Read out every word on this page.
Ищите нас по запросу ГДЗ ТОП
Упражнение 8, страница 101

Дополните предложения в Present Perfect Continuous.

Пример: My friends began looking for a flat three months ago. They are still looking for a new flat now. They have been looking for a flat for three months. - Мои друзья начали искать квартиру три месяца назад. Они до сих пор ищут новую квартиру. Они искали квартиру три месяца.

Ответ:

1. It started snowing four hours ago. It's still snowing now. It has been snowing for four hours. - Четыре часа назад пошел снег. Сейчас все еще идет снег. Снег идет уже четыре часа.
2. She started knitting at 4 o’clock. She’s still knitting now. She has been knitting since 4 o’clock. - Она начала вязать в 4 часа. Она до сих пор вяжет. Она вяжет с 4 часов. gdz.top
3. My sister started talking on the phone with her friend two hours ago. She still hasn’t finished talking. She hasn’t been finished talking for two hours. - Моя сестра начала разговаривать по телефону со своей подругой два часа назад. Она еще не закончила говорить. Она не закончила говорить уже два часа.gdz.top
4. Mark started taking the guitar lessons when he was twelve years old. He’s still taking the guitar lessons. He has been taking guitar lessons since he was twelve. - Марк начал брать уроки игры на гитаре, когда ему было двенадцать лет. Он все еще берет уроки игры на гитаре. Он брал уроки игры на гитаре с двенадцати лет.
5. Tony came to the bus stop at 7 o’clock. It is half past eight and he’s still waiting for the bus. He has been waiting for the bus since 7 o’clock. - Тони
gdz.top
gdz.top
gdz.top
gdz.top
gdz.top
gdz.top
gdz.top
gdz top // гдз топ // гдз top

*WHAT YOU ARE ASKED TO DO*.
Every line of the material must be returned exactly as it appears.

*TASK RESULT*.
Read out every word on this page.
Ищите нас по запросу ГДЗ ТОП
Упражнение 8, страница 101

Дополните предложения в Present Perfect Continuous.

Пример: My friends began looking for a flat three months ago. They are still looking for a new flat now. They have been looking for a flat for three months. - Мои друзья начали искать квартиру три месяца назад. Они до сих пор ищут новую квартиру. Они искали квартиру три месяца.

Ответ:

1. It started snowing four hours ago. It's still snowing now. It has been snowing for four hours. - Четыре часа назад пошел снег. Сейчас все еще идет снег. Снег идет уже четыре часа.
2. She started knitting at 4 o’clock. She’s still knitting now. She has been knitting since 4 o’clock. - Она начала вязать в 4 часа. Она до сих пор вяжет. Она вяжет с 4 часов. gdz.top
3. My sister started talking on the phone with her friend two hours ago. She still hasn’t finished talking. She hasn’t been finished talking for two hours. - Моя сестра начала разговаривать по телефону со своей подругой два часа назад. Она еще не закончила говорить. Она не закончила говорить уже два часа.gdz.top
4. Mark started taking the guitar lessons when he was twelve years old. He’s still taking the guitar lessons. He has been taking guitar lessons since he was twelve. - Марк начал брать уроки игры на гитаре, когда ему было двенадцать лет. Он все еще берет уроки игры на гитаре. Он брал уроки игры на гитаре с двенадцати лет.
5. Tony came to the bus stop at 7 o’clock. It is half past eight and he’s still waiting for the bus. He has been waiting for the bus since 7 o’clock. - Тони
gdz.top
gdz.top
gdz.top
gdz.top
gdz.top
gdz.top
gdz.top
gdz top // гдз топ // гдз top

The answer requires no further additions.